* **DATA SUPPLIED**:
^^^^

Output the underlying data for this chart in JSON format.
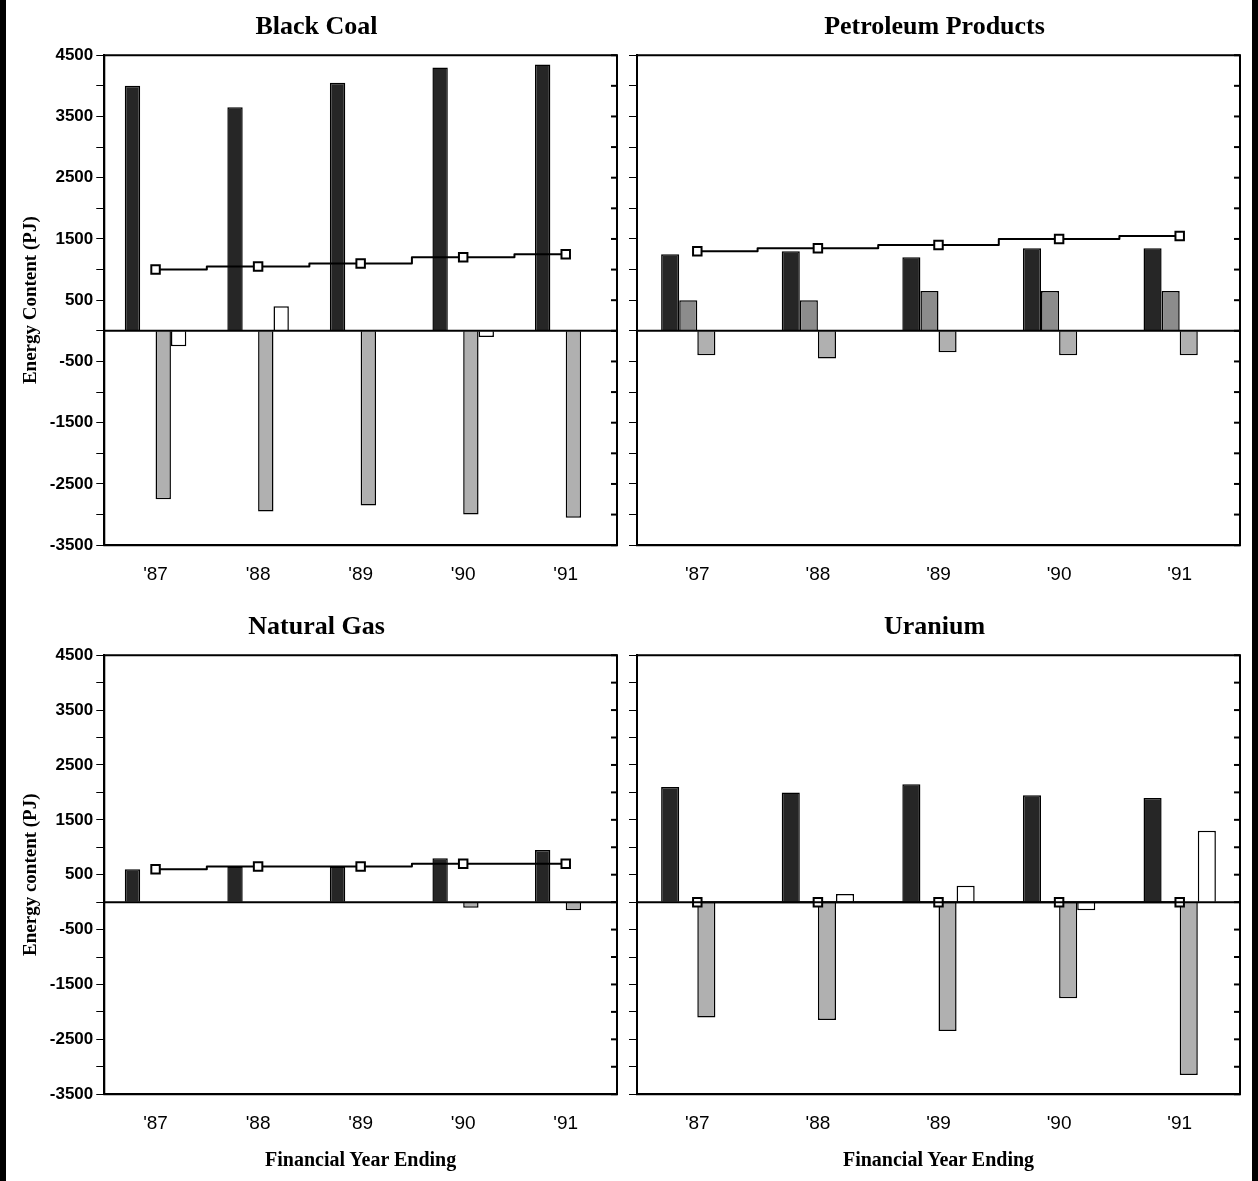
{
  "chart_data": [
    {
      "type": "bar",
      "title": "Black Coal",
      "ylabel": "Energy Content (PJ)",
      "categories": [
        "'87",
        "'88",
        "'89",
        "'90",
        "'91"
      ],
      "series": [
        {
          "color": "#262626",
          "values": [
            4000,
            3650,
            4050,
            4300,
            4350
          ]
        },
        {
          "color": "#8c8c8c",
          "values": [
            null,
            null,
            null,
            null,
            null
          ]
        },
        {
          "color": "#b0b0b0",
          "values": [
            -2750,
            -2950,
            -2850,
            -3000,
            -3050
          ]
        },
        {
          "color": "#ffffff",
          "values": [
            -250,
            400,
            null,
            -100,
            null
          ]
        },
        {
          "type": "step",
          "marker": "square",
          "color": "#000000",
          "values": [
            1000,
            1050,
            1100,
            1200,
            1250
          ]
        }
      ],
      "ylim": [
        -3500,
        4500
      ],
      "yticks": [
        4500,
        {
          "value": 4000,
          "label": null
        },
        3500,
        {
          "value": 3000,
          "label": null
        },
        2500,
        {
          "value": 2000,
          "label": null
        },
        1500,
        {
          "value": 1000,
          "label": null
        },
        500,
        {
          "value": 0,
          "label": null
        },
        -500,
        {
          "value": -1000,
          "label": null
        },
        -1500,
        {
          "value": -2000,
          "label": null
        },
        -2500,
        {
          "value": -3000,
          "label": null
        },
        -3500
      ],
      "ref_lines": [
        {
          "axis": "y",
          "value": 0
        }
      ]
    },
    {
      "type": "bar",
      "title": "Petroleum Products",
      "categories": [
        "'87",
        "'88",
        "'89",
        "'90",
        "'91"
      ],
      "series": [
        {
          "color": "#262626",
          "values": [
            1250,
            1300,
            1200,
            1350,
            1350
          ]
        },
        {
          "color": "#8c8c8c",
          "values": [
            500,
            500,
            650,
            650,
            650
          ]
        },
        {
          "color": "#b0b0b0",
          "values": [
            -400,
            -450,
            -350,
            -400,
            -400
          ]
        },
        {
          "color": "#ffffff",
          "values": [
            null,
            null,
            null,
            null,
            null
          ]
        },
        {
          "type": "step",
          "marker": "square",
          "color": "#000000",
          "values": [
            1300,
            1350,
            1400,
            1500,
            1550
          ]
        }
      ],
      "ylim": [
        -3500,
        4500
      ],
      "yticks": [
        4500,
        {
          "value": 4000,
          "label": null
        },
        3500,
        {
          "value": 3000,
          "label": null
        },
        2500,
        {
          "value": 2000,
          "label": null
        },
        1500,
        {
          "value": 1000,
          "label": null
        },
        500,
        {
          "value": 0,
          "label": null
        },
        -500,
        {
          "value": -1000,
          "label": null
        },
        -1500,
        {
          "value": -2000,
          "label": null
        },
        -2500,
        {
          "value": -3000,
          "label": null
        },
        -3500
      ],
      "tick_labels": "x",
      "ref_lines": [
        {
          "axis": "y",
          "value": 0
        }
      ]
    },
    {
      "type": "bar",
      "title": "Natural Gas",
      "ylabel": "Energy content (PJ)",
      "xlabel": "Financial Year Ending",
      "categories": [
        "'87",
        "'88",
        "'89",
        "'90",
        "'91"
      ],
      "series": [
        {
          "color": "#262626",
          "values": [
            600,
            650,
            650,
            800,
            950
          ]
        },
        {
          "color": "#8c8c8c",
          "values": [
            null,
            null,
            null,
            null,
            null
          ]
        },
        {
          "color": "#b0b0b0",
          "values": [
            null,
            null,
            null,
            -100,
            -150
          ]
        },
        {
          "color": "#ffffff",
          "values": [
            null,
            null,
            null,
            null,
            null
          ]
        },
        {
          "type": "step",
          "marker": "square",
          "color": "#000000",
          "values": [
            600,
            650,
            650,
            700,
            700
          ]
        }
      ],
      "ylim": [
        -3500,
        4500
      ],
      "yticks": [
        4500,
        {
          "value": 4000,
          "label": null
        },
        3500,
        {
          "value": 3000,
          "label": null
        },
        2500,
        {
          "value": 2000,
          "label": null
        },
        1500,
        {
          "value": 1000,
          "label": null
        },
        500,
        {
          "value": 0,
          "label": null
        },
        -500,
        {
          "value": -1000,
          "label": null
        },
        -1500,
        {
          "value": -2000,
          "label": null
        },
        -2500,
        {
          "value": -3000,
          "label": null
        },
        -3500
      ],
      "ref_lines": [
        {
          "axis": "y",
          "value": 0
        }
      ]
    },
    {
      "type": "bar",
      "title": "Uranium",
      "xlabel": "Financial Year Ending",
      "categories": [
        "'87",
        "'88",
        "'89",
        "'90",
        "'91"
      ],
      "series": [
        {
          "color": "#262626",
          "values": [
            2100,
            2000,
            2150,
            1950,
            1900
          ]
        },
        {
          "color": "#8c8c8c",
          "values": [
            null,
            null,
            null,
            null,
            null
          ]
        },
        {
          "color": "#b0b0b0",
          "values": [
            -2100,
            -2150,
            -2350,
            -1750,
            -3150
          ]
        },
        {
          "color": "#ffffff",
          "values": [
            null,
            150,
            300,
            -150,
            1300
          ]
        },
        {
          "type": "step",
          "marker": "square",
          "color": "#000000",
          "values": [
            0,
            0,
            0,
            0,
            0
          ]
        }
      ],
      "ylim": [
        -3500,
        4500
      ],
      "yticks": [
        4500,
        {
          "value": 4000,
          "label": null
        },
        3500,
        {
          "value": 3000,
          "label": null
        },
        2500,
        {
          "value": 2000,
          "label": null
        },
        1500,
        {
          "value": 1000,
          "label": null
        },
        500,
        {
          "value": 0,
          "label": null
        },
        -500,
        {
          "value": -1000,
          "label": null
        },
        -1500,
        {
          "value": -2000,
          "label": null
        },
        -2500,
        {
          "value": -3000,
          "label": null
        },
        -3500
      ],
      "tick_labels": "x",
      "ref_lines": [
        {
          "axis": "y",
          "value": 0
        }
      ]
    }
  ]
}
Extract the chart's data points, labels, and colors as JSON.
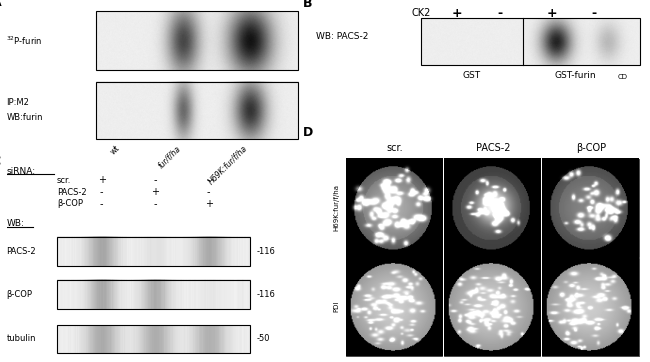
{
  "bg_color": "#ffffff",
  "panel_A": {
    "label": "A",
    "top_label": "32P-furin",
    "bottom_label_1": "IP:M2",
    "bottom_label_2": "WB:furin",
    "x_labels": [
      "wt",
      "fur/f/ha",
      "H69K:fur/f/ha"
    ]
  },
  "panel_B": {
    "label": "B",
    "ck2_label": "CK2",
    "ck2_values": [
      "+",
      "-",
      "+",
      "-"
    ],
    "wb_label": "WB: PACS-2",
    "gst_label": "GST",
    "gst_furin_label": "GST-furin",
    "gst_furin_sub": "CD"
  },
  "panel_C": {
    "label": "C",
    "sirna_label": "siRNA:",
    "sirna_rows": [
      "scr.",
      "PACS-2",
      "β-COP"
    ],
    "sirna_signs": [
      [
        "+",
        "-",
        "-"
      ],
      [
        "-",
        "+",
        "-"
      ],
      [
        "-",
        "-",
        "+"
      ]
    ],
    "wb_label": "WB:",
    "wb_rows": [
      "PACS-2",
      "β-COP",
      "tubulin"
    ],
    "mw_markers": [
      "-116",
      "-116",
      "-50"
    ]
  },
  "panel_D": {
    "label": "D",
    "col_labels": [
      "scr.",
      "PACS-2",
      "β-COP"
    ],
    "row_labels": [
      "H69K:fur/f/ha",
      "PDI"
    ]
  }
}
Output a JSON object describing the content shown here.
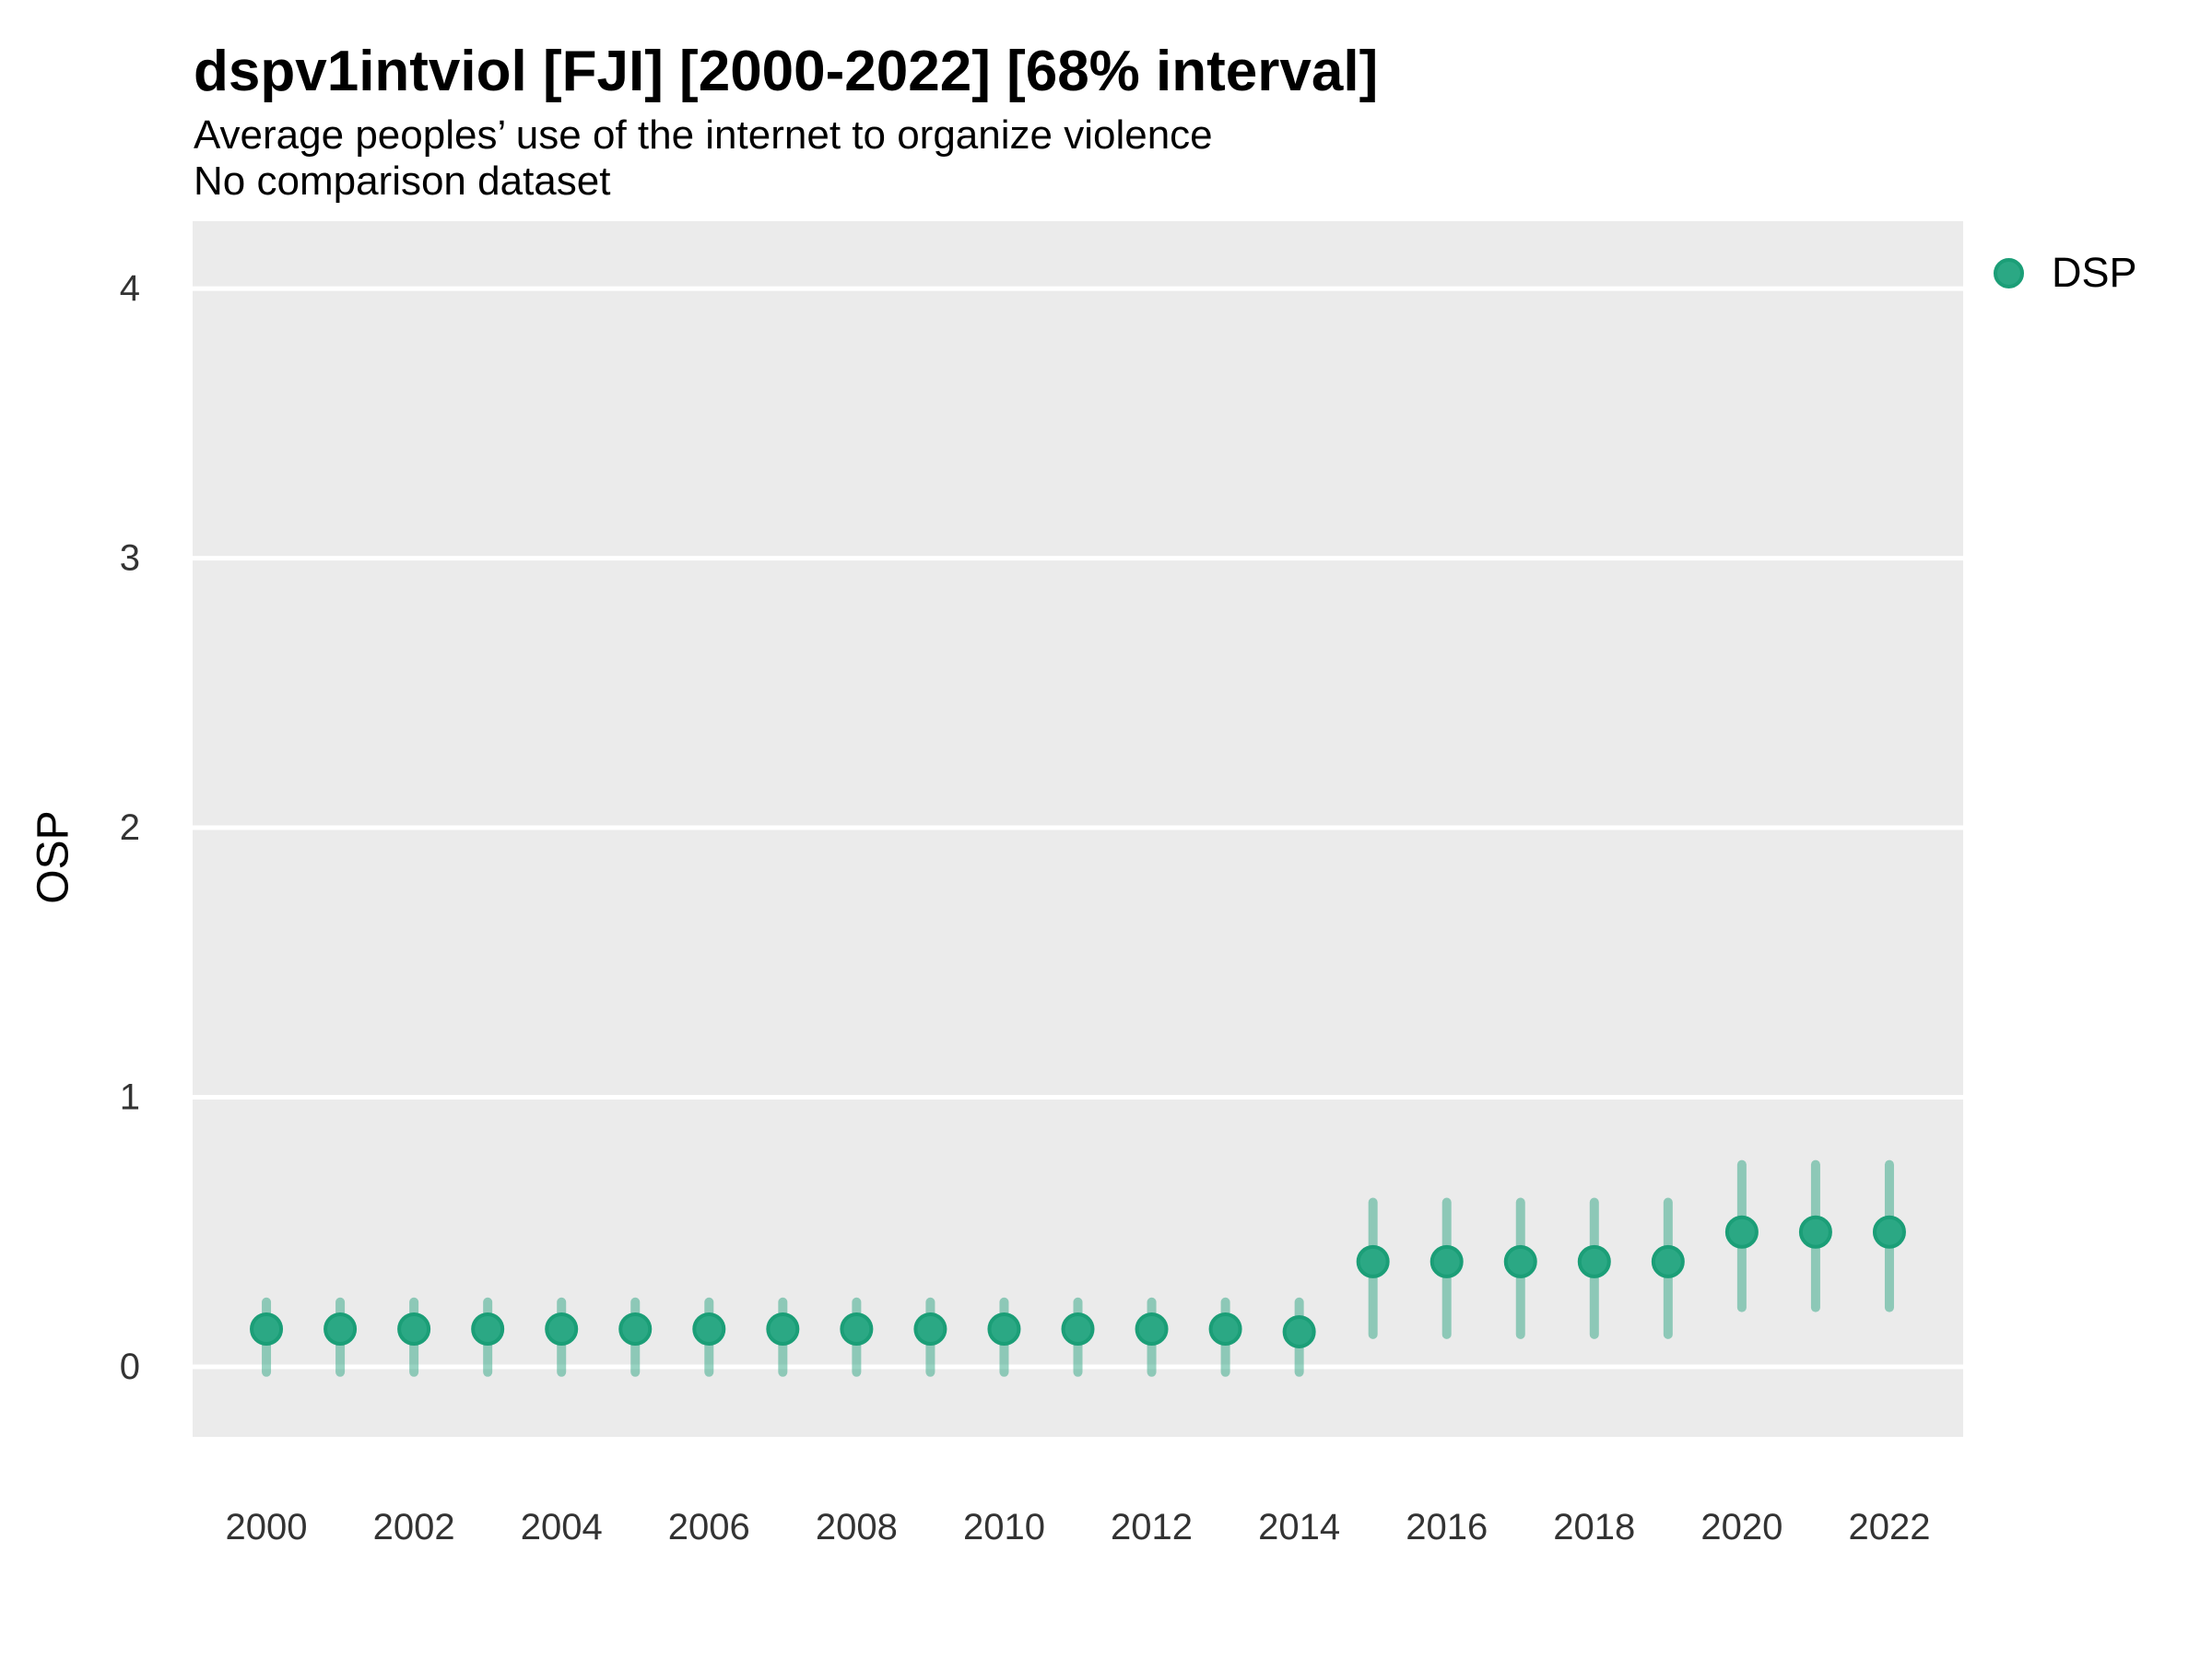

^^^^

* **DIRECTIONS FOR THIS TASK**:
Determine the number of lines in the records that include the string "title", and respond with that number only.

* **IN RESPONSE**:
4